(ABOUT THIS EXERCISE): Go over the records and copy every line with the string "JSON".

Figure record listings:
═══
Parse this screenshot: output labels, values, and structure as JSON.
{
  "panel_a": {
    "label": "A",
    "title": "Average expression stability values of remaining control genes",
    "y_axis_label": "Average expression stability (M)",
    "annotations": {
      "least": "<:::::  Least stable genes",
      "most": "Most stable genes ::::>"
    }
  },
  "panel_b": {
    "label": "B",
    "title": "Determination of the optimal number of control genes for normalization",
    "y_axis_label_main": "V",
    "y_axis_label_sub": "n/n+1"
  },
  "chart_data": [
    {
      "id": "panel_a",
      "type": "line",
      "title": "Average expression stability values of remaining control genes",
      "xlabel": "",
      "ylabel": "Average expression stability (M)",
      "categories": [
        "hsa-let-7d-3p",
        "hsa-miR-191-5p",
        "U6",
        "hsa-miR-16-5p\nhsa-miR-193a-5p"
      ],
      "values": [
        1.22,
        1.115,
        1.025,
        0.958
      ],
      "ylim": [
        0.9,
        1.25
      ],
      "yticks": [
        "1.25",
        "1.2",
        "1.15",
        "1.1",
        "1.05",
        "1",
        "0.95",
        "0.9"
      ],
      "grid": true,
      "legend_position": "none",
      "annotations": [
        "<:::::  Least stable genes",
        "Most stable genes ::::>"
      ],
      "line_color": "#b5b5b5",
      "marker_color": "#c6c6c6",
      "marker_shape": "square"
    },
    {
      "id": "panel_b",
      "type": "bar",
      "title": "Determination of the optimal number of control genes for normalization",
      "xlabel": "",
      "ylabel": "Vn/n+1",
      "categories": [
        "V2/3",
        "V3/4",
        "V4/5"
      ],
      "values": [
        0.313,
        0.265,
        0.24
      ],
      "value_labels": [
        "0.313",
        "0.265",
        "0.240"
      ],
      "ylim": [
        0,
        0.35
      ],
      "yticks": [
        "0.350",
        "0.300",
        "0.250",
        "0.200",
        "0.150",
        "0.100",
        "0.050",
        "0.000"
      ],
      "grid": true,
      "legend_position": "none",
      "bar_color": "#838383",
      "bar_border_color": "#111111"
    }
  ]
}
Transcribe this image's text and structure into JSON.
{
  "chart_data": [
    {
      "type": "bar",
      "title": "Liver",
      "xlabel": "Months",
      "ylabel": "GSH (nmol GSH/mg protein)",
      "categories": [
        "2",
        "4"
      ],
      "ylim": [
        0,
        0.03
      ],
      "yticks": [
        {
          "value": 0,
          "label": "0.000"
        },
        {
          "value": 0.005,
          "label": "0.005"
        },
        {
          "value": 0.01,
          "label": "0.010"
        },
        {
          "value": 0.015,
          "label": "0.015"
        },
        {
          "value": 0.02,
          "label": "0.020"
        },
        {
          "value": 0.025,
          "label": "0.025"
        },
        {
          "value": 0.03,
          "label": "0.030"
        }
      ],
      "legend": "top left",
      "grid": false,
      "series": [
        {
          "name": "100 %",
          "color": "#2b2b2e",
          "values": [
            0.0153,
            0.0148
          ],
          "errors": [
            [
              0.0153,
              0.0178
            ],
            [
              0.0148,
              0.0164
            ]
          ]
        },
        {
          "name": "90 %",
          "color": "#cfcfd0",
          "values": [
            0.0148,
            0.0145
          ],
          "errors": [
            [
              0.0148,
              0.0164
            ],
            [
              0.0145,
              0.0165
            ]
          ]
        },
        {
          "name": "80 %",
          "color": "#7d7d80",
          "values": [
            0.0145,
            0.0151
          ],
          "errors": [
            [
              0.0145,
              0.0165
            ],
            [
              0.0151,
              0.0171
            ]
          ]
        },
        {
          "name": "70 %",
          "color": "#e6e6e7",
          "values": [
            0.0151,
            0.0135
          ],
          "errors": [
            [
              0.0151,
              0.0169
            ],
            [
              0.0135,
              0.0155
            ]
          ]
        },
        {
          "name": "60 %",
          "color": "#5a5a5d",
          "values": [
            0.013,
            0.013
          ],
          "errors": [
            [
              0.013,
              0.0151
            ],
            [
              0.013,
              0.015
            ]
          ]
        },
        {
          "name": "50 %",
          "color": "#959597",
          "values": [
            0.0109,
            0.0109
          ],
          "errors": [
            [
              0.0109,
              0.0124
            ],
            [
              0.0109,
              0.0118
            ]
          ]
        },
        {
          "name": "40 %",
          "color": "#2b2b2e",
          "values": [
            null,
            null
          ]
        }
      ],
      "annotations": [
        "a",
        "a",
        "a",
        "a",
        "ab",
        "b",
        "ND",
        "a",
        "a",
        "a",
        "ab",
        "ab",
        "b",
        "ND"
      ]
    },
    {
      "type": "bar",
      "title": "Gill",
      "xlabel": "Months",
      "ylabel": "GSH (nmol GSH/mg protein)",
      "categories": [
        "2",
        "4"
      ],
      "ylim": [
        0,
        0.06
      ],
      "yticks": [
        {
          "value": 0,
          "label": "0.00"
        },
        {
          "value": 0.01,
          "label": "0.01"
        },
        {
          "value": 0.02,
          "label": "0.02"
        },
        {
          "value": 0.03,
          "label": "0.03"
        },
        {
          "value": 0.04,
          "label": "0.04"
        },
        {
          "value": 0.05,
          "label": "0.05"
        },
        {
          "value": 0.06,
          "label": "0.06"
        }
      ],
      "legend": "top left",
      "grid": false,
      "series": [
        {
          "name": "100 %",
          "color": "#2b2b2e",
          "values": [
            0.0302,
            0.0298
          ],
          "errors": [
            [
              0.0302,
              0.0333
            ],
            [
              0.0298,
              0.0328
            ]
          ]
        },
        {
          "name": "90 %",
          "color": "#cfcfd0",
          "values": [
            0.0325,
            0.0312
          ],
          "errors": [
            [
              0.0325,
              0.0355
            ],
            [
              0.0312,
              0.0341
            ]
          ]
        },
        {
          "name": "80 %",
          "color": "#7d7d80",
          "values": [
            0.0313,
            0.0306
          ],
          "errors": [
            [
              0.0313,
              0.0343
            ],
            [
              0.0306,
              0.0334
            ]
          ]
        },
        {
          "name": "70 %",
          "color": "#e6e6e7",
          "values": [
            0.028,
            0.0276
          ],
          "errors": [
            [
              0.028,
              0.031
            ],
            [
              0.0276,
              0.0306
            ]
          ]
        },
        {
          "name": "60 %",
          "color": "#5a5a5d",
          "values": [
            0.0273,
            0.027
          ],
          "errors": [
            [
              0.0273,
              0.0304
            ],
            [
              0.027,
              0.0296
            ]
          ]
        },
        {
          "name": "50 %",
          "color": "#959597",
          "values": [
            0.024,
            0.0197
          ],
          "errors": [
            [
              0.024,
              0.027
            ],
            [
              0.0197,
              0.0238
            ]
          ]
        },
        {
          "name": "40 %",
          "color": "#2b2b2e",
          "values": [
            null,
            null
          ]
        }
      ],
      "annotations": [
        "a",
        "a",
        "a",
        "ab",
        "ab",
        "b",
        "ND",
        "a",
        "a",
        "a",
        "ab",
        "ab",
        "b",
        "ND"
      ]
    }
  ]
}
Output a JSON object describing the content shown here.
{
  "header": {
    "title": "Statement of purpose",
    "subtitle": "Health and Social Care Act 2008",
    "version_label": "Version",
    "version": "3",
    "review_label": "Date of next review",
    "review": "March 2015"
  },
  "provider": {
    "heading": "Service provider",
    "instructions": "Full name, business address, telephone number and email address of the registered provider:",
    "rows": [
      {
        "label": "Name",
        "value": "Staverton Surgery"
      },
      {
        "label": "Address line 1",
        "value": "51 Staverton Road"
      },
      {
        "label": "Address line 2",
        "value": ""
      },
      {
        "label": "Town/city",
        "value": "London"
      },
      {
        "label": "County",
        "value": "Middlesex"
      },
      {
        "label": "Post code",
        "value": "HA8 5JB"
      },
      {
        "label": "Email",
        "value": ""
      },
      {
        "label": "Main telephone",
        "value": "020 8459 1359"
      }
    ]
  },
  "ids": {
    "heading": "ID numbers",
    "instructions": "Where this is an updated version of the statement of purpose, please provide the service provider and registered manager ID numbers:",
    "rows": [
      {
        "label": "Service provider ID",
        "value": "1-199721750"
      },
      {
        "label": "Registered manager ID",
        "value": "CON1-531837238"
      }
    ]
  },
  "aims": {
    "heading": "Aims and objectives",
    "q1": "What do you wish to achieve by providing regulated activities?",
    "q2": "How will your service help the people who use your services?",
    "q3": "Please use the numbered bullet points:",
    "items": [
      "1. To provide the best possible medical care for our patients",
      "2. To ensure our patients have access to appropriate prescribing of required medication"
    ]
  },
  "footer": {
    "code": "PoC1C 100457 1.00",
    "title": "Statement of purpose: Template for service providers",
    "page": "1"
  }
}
═══
(EXERCISE RESULT):
Parse this screenshot: output labels, values, and structure as JSON.
Transcribe this image's text and structure into JSON.
Output a JSON object describing the content shown here.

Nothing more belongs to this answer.